Please repeat the lines below, substituting "recipient-entry" for each occurrence of "recipient-item" and leaving everything else as it is.
++++ Records for processing ++++
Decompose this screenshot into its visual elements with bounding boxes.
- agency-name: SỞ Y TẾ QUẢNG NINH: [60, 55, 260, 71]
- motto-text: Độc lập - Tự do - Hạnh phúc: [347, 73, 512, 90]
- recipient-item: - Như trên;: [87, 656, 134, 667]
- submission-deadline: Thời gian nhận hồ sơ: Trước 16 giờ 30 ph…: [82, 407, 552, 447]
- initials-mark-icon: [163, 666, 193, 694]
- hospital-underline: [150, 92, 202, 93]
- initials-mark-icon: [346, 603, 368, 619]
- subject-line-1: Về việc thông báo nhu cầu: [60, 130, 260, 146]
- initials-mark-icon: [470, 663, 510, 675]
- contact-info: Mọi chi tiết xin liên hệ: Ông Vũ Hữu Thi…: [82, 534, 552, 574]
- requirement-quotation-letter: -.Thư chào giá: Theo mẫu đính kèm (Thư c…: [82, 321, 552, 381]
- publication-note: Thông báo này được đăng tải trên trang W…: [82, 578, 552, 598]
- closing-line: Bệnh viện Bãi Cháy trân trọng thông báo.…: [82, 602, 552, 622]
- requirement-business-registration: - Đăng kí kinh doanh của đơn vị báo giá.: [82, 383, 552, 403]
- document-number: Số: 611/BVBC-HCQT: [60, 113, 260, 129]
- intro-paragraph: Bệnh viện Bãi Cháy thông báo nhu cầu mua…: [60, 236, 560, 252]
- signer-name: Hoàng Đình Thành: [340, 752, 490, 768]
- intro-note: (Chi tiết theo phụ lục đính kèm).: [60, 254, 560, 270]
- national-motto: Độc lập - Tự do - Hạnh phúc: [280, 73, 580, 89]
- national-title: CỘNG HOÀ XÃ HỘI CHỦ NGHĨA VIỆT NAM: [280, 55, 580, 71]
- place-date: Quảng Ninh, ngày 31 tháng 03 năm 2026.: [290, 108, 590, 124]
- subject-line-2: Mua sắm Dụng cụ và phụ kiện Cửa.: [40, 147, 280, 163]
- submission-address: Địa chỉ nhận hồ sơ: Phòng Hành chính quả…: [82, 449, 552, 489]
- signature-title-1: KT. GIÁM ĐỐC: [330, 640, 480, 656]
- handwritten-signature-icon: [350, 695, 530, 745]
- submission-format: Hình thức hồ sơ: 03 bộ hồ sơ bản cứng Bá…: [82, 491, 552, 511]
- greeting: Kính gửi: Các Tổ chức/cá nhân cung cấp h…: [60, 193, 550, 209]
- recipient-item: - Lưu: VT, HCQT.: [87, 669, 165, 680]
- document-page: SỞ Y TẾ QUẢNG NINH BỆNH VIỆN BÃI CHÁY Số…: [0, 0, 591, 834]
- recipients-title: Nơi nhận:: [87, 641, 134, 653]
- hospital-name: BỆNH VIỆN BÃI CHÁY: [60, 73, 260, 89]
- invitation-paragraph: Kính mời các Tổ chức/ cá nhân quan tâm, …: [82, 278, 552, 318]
++++
__Exercise output__
Decompose this screenshot into its visual elements with bounding boxes.
- agency-name: SỞ Y TẾ QUẢNG NINH: [60, 55, 260, 71]
- motto-text: Độc lập - Tự do - Hạnh phúc: [347, 73, 512, 90]
- recipient-entry: - Như trên;: [87, 656, 134, 667]
- submission-deadline: Thời gian nhận hồ sơ: Trước 16 giờ 30 ph…: [82, 407, 552, 447]
- initials-mark-icon: [163, 666, 193, 694]
- hospital-underline: [150, 92, 202, 93]
- initials-mark-icon: [346, 603, 368, 619]
- subject-line-1: Về việc thông báo nhu cầu: [60, 130, 260, 146]
- initials-mark-icon: [470, 663, 510, 675]
- contact-info: Mọi chi tiết xin liên hệ: Ông Vũ Hữu Thi…: [82, 534, 552, 574]
- requirement-quotation-letter: -.Thư chào giá: Theo mẫu đính kèm (Thư c…: [82, 321, 552, 381]
- publication-note: Thông báo này được đăng tải trên trang W…: [82, 578, 552, 598]
- closing-line: Bệnh viện Bãi Cháy trân trọng thông báo.…: [82, 602, 552, 622]
- requirement-business-registration: - Đăng kí kinh doanh của đơn vị báo giá.: [82, 383, 552, 403]
- document-number: Số: 611/BVBC-HCQT: [60, 113, 260, 129]
- intro-paragraph: Bệnh viện Bãi Cháy thông báo nhu cầu mua…: [60, 236, 560, 252]
- signer-name: Hoàng Đình Thành: [340, 752, 490, 768]
- intro-note: (Chi tiết theo phụ lục đính kèm).: [60, 254, 560, 270]
- national-motto: Độc lập - Tự do - Hạnh phúc: [280, 73, 580, 89]
- national-title: CỘNG HOÀ XÃ HỘI CHỦ NGHĨA VIỆT NAM: [280, 55, 580, 71]
- place-date: Quảng Ninh, ngày 31 tháng 03 năm 2026.: [290, 108, 590, 124]
- subject-line-2: Mua sắm Dụng cụ và phụ kiện Cửa.: [40, 147, 280, 163]
- submission-address: Địa chỉ nhận hồ sơ: Phòng Hành chính quả…: [82, 449, 552, 489]
- signature-title-1: KT. GIÁM ĐỐC: [330, 640, 480, 656]
- handwritten-signature-icon: [350, 695, 530, 745]
- submission-format: Hình thức hồ sơ: 03 bộ hồ sơ bản cứng Bá…: [82, 491, 552, 511]
- greeting: Kính gửi: Các Tổ chức/cá nhân cung cấp h…: [60, 193, 550, 209]
- recipient-entry: - Lưu: VT, HCQT.: [87, 669, 165, 680]
- document-page: SỞ Y TẾ QUẢNG NINH BỆNH VIỆN BÃI CHÁY Số…: [0, 0, 591, 834]
- recipients-title: Nơi nhận:: [87, 641, 134, 653]
- hospital-name: BỆNH VIỆN BÃI CHÁY: [60, 73, 260, 89]
- invitation-paragraph: Kính mời các Tổ chức/ cá nhân quan tâm, …: [82, 278, 552, 318]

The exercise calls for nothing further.